= Written problem =
Reproduce each line bearing the word "source".

++++ Input for this task ++++

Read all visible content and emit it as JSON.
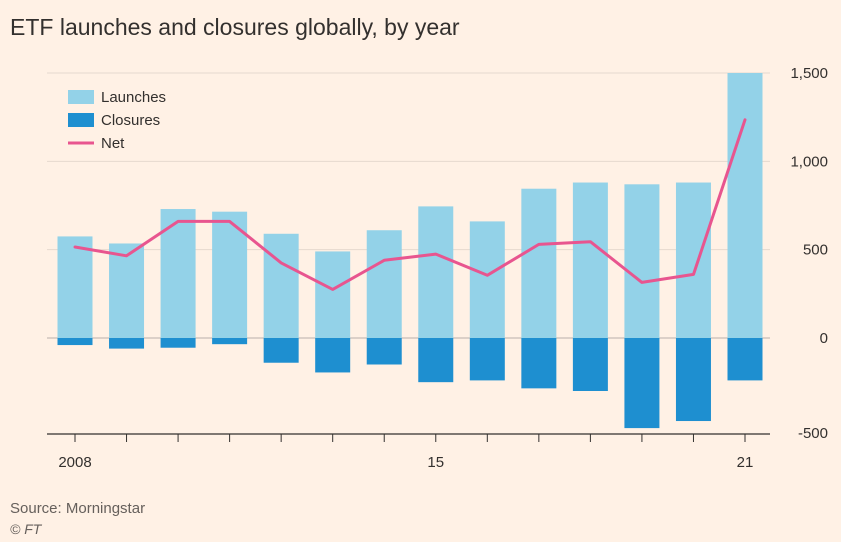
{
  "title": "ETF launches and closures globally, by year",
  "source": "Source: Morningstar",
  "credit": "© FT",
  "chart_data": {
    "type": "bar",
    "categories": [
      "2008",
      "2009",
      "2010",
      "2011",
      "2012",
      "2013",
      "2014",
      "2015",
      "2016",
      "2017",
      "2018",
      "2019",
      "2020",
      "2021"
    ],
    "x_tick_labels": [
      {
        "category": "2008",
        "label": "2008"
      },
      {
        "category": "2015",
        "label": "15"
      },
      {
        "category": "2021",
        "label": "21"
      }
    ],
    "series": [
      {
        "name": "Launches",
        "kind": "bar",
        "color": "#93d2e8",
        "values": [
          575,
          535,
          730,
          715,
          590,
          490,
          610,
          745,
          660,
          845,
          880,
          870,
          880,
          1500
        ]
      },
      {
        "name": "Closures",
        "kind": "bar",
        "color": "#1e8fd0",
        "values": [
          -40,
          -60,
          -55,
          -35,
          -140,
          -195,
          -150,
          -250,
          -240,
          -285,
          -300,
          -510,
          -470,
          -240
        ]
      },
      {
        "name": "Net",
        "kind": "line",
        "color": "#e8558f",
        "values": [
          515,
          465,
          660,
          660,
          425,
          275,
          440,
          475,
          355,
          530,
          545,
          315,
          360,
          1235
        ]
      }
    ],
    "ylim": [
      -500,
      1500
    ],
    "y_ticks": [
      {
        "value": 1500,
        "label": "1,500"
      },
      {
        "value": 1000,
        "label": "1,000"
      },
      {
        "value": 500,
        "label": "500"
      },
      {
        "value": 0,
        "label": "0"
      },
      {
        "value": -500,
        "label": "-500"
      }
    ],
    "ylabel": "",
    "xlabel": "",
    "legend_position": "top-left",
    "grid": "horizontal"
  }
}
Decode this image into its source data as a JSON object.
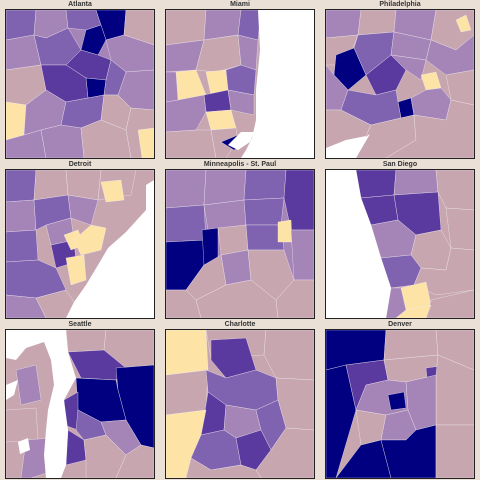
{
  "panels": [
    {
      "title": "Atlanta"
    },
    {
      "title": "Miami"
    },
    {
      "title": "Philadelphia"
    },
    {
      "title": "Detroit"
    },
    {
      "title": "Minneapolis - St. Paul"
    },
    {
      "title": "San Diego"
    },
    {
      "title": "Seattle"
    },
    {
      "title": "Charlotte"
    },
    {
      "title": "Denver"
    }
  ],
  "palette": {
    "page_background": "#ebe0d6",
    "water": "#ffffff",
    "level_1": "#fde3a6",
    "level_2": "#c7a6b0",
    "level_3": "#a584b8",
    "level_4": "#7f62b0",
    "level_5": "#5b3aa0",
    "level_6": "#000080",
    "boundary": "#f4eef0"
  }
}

++++

= Result of the exercise =
  "source": "Source: Morningstar",
Decode this image into its source data as a JSON object.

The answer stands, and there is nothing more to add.